§ RECORDS FOR THE TASK:
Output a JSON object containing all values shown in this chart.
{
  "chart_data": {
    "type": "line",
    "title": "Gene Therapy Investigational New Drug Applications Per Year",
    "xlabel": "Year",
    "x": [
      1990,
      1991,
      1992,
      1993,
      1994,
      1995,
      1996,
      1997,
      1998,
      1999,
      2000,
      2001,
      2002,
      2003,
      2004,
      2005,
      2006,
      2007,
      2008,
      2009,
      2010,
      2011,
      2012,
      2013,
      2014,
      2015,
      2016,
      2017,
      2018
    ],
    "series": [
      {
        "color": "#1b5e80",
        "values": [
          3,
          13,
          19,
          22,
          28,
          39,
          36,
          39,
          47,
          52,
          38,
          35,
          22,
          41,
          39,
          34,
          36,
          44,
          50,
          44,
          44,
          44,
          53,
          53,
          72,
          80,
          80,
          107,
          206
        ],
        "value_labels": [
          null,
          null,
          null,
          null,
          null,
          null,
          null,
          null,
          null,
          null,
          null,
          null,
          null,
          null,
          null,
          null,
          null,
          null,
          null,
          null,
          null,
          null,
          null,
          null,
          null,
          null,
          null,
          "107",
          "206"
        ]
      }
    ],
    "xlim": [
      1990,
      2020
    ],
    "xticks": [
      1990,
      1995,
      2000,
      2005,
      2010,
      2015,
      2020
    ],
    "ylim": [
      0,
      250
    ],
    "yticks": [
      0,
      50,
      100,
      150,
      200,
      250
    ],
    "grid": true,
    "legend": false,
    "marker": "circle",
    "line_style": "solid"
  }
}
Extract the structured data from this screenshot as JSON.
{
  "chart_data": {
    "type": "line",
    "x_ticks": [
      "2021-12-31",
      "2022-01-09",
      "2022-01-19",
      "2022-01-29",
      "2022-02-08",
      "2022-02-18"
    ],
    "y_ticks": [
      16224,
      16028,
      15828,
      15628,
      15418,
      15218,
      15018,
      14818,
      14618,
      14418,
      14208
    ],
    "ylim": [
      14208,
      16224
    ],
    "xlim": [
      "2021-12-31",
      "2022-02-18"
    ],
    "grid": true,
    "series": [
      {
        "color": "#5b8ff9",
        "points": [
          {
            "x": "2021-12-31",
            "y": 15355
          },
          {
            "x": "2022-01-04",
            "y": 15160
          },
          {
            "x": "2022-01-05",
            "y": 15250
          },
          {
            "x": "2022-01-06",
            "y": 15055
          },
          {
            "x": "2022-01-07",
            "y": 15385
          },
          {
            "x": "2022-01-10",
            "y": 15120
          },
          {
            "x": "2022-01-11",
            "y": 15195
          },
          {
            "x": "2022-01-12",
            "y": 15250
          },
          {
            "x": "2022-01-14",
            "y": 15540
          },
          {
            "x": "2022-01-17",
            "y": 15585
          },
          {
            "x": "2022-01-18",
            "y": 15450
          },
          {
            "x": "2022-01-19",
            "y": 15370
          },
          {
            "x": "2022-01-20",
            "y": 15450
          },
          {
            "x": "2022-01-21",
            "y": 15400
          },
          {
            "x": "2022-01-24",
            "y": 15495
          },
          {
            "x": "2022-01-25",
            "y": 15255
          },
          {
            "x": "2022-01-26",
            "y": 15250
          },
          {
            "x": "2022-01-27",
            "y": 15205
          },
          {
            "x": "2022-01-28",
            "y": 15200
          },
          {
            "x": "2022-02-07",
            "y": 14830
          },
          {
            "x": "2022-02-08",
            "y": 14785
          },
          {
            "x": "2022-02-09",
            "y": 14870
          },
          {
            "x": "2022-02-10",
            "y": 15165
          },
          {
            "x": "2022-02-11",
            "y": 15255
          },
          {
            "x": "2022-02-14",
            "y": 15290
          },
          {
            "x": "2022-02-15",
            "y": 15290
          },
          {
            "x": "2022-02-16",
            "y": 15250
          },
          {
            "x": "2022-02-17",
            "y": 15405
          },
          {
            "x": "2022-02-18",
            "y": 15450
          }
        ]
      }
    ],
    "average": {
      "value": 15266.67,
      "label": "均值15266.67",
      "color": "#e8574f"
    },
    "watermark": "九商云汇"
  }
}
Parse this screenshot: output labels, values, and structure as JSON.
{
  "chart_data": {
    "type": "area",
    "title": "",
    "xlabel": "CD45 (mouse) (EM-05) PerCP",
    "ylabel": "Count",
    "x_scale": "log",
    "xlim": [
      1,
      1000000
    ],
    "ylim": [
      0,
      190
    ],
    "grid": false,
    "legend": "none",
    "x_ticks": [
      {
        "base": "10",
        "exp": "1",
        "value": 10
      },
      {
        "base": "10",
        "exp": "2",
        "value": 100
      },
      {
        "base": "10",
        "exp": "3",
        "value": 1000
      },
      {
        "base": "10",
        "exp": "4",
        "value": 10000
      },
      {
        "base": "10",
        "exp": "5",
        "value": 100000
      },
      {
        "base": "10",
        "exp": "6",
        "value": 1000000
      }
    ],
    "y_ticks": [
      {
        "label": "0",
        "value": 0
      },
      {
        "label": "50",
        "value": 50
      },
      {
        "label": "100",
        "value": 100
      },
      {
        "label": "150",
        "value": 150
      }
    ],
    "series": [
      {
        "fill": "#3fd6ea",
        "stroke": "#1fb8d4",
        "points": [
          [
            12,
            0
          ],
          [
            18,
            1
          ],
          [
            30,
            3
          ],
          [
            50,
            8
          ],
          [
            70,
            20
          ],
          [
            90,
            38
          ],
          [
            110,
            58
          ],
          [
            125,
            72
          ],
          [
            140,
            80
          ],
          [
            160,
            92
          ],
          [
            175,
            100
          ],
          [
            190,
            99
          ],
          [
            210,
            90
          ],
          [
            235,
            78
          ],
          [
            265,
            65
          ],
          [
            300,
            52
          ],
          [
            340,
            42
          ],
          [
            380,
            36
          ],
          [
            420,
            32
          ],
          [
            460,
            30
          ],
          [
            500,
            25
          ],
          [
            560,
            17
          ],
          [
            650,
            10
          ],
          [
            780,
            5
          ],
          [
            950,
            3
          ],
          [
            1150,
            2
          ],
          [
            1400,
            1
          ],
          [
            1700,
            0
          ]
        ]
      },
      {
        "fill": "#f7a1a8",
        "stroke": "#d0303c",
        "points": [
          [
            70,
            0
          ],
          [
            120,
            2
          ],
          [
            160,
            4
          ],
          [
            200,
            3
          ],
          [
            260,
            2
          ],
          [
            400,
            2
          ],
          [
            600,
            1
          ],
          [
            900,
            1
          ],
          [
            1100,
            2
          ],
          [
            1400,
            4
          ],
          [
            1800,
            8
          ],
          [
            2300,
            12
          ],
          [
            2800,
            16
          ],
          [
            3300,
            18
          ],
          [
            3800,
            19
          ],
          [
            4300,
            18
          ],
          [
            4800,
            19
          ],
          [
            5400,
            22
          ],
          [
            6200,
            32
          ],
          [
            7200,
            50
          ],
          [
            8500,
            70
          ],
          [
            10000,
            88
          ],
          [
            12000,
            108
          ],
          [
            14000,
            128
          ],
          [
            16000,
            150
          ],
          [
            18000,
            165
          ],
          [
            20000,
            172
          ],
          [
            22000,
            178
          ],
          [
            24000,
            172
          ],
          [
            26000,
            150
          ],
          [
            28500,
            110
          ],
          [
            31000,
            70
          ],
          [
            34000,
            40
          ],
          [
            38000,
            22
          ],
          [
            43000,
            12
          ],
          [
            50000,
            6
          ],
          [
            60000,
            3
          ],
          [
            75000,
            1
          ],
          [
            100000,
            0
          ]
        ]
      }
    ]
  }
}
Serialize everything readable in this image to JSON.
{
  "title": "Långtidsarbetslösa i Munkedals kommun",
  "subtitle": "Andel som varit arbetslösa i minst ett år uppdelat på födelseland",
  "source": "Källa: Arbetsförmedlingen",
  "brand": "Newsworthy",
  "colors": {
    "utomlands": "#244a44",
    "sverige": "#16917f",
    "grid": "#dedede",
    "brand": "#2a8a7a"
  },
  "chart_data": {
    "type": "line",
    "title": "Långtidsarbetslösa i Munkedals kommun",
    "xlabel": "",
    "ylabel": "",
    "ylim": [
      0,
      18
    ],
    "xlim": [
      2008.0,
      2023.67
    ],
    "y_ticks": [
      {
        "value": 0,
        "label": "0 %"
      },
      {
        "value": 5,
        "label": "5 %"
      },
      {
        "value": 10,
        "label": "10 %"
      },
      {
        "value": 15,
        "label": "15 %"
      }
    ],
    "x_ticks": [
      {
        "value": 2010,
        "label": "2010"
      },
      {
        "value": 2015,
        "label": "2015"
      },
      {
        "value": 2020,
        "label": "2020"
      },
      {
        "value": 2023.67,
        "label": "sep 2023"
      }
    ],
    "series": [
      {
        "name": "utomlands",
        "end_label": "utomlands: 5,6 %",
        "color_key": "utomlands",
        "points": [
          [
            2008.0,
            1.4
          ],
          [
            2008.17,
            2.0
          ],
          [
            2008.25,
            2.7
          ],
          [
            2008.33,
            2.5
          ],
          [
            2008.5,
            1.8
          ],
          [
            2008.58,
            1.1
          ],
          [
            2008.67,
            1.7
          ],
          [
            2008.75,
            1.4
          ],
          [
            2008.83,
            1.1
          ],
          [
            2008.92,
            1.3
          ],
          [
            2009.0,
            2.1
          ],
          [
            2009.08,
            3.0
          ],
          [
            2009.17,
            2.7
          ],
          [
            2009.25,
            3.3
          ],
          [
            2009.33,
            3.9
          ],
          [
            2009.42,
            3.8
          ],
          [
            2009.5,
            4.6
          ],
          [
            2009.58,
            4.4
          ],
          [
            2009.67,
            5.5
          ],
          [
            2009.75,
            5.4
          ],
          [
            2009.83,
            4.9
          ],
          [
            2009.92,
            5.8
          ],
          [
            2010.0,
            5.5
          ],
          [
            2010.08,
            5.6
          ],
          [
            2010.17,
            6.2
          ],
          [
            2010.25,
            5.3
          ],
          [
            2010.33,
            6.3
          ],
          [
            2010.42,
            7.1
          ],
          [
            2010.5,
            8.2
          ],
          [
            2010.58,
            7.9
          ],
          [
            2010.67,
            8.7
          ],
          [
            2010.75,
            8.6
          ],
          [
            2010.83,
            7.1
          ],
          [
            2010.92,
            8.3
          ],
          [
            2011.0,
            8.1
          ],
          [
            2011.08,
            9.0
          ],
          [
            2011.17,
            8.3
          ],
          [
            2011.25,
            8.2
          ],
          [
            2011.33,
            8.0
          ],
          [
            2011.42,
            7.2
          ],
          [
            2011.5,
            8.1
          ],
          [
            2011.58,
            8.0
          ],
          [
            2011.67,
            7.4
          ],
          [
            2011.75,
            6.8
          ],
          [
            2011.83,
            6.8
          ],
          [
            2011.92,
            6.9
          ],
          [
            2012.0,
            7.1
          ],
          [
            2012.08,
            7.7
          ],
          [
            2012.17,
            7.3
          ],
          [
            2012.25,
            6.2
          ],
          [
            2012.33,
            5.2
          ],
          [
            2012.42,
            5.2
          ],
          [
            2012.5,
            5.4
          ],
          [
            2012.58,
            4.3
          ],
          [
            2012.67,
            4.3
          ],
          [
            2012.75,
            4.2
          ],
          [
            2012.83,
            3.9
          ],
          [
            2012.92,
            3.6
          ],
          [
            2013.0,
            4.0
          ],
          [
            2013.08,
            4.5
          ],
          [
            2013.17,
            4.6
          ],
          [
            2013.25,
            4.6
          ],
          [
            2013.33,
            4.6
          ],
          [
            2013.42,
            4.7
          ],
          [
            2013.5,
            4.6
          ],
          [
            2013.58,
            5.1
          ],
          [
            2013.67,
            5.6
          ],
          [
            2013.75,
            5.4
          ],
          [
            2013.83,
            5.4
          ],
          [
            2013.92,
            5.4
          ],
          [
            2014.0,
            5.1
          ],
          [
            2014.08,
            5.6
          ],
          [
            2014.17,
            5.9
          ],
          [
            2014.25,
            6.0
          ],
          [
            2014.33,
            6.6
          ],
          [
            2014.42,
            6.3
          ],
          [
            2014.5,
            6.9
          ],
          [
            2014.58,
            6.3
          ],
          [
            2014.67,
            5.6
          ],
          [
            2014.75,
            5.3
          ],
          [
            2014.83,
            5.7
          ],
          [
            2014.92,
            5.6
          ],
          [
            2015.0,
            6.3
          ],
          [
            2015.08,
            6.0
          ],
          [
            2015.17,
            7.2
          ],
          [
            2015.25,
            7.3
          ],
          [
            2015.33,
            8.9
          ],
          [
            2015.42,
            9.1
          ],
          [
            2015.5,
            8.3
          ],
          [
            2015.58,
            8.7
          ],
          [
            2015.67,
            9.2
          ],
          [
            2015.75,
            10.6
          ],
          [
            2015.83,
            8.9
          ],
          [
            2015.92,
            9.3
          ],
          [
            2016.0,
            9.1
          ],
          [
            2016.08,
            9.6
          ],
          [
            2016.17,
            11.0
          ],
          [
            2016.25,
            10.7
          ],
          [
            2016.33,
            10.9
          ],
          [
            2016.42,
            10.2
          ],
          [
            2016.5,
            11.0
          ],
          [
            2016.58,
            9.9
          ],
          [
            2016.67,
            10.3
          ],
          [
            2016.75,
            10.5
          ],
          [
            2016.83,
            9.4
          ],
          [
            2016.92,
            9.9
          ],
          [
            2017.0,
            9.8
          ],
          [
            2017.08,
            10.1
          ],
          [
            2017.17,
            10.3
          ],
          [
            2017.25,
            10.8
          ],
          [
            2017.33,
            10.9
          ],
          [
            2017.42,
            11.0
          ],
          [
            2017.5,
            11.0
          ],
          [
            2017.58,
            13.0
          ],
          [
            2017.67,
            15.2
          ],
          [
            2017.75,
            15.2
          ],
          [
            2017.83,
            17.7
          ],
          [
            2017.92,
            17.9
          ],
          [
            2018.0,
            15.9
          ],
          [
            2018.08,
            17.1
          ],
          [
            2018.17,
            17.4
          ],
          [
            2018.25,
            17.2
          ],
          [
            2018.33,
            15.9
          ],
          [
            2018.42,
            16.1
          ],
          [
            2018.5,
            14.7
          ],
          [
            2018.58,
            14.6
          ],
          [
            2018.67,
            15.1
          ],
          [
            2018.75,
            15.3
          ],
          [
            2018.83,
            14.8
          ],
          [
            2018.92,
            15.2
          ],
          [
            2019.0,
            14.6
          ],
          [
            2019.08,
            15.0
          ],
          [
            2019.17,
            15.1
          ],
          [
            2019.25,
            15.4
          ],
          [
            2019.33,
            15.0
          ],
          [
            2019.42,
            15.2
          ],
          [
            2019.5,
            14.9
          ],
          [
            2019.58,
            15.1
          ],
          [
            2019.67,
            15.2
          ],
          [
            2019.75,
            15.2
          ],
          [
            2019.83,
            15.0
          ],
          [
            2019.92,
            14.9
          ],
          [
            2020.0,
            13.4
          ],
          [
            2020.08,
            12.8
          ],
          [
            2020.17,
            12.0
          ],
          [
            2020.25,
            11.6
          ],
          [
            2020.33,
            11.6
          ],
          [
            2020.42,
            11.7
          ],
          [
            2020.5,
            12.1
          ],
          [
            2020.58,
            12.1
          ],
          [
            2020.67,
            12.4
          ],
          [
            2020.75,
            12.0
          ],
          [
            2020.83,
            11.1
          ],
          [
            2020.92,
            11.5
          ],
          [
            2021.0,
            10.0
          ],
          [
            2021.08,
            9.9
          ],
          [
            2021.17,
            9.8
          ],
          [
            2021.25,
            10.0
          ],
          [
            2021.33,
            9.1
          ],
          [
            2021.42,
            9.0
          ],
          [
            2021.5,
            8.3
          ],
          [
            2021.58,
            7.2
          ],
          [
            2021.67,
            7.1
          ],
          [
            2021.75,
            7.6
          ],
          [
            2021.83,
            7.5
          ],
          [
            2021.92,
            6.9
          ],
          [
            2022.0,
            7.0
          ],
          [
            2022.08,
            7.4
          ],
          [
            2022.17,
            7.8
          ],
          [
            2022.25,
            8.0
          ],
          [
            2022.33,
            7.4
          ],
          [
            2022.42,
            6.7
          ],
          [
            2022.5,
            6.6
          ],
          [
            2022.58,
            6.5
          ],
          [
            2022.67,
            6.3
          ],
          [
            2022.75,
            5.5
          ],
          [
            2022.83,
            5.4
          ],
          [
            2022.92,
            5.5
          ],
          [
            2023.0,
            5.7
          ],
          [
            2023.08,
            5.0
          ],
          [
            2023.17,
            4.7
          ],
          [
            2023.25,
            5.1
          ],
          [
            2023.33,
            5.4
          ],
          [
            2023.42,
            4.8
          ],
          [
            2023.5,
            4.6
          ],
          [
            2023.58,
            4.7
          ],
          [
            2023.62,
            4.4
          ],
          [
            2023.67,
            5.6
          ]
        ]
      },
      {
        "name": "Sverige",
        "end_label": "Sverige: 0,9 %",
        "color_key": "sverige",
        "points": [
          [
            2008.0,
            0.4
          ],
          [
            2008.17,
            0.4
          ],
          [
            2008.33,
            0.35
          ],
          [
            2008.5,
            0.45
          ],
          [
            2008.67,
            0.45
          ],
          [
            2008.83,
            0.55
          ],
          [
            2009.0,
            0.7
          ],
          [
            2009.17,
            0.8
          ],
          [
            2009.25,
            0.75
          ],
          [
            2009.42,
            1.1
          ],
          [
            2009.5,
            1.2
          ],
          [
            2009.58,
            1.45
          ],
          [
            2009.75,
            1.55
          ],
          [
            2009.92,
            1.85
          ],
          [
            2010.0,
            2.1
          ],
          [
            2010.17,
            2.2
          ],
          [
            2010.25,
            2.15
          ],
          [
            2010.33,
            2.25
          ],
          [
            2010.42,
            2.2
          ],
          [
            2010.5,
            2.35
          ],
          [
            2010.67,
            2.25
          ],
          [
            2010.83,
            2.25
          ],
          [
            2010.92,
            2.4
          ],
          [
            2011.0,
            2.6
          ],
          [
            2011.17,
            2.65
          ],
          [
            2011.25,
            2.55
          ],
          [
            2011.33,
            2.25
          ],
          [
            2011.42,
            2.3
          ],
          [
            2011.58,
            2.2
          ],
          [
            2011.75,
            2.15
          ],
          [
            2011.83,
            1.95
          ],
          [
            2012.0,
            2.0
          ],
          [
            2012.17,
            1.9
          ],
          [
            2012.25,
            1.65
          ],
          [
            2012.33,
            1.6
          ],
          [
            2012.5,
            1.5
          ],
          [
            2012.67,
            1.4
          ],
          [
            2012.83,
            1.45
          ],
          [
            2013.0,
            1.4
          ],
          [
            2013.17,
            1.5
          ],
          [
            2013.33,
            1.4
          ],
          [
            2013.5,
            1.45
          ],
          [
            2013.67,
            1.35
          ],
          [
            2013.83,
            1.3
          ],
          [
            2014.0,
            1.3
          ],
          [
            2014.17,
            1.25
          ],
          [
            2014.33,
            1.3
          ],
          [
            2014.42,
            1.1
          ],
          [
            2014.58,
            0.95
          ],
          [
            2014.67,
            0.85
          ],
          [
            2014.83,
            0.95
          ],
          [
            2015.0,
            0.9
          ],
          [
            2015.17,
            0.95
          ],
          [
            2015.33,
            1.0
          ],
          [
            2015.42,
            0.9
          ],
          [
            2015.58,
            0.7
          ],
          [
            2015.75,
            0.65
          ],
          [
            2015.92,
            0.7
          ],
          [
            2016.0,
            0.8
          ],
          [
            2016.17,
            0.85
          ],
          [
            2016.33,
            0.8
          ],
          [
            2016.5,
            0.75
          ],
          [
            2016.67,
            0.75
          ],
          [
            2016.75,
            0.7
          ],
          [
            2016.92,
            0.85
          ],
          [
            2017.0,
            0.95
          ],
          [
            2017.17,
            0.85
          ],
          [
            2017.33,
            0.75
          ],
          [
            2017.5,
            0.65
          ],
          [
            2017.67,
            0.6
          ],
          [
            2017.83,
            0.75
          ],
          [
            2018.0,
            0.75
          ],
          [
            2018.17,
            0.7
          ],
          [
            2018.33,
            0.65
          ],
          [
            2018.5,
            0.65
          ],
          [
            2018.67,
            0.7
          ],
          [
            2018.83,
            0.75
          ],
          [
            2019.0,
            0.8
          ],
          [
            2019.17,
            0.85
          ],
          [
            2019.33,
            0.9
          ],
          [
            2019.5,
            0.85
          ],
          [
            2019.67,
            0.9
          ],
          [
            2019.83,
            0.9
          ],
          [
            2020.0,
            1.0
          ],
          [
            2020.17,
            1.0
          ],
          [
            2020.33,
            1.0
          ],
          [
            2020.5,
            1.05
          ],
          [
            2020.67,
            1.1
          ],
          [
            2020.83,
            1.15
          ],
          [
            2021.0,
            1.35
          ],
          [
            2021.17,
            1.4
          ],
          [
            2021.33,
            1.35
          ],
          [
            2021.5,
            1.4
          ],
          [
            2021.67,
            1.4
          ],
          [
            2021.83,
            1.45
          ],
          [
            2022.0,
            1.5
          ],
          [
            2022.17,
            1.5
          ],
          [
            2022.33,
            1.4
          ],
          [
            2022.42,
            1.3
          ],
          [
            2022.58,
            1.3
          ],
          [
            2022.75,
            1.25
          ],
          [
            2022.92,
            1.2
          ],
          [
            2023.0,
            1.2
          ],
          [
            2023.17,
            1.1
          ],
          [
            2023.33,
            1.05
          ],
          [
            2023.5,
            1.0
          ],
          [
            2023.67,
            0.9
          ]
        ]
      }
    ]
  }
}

§ WHAT TO WORK ON: For each line in the data above that contains the string "screenshot", extract the line.

§ COMPLETE RESPONSE:
Extract the structured data from this screenshot as JSON.
Parse this screenshot: output labels, values, and structure as JSON.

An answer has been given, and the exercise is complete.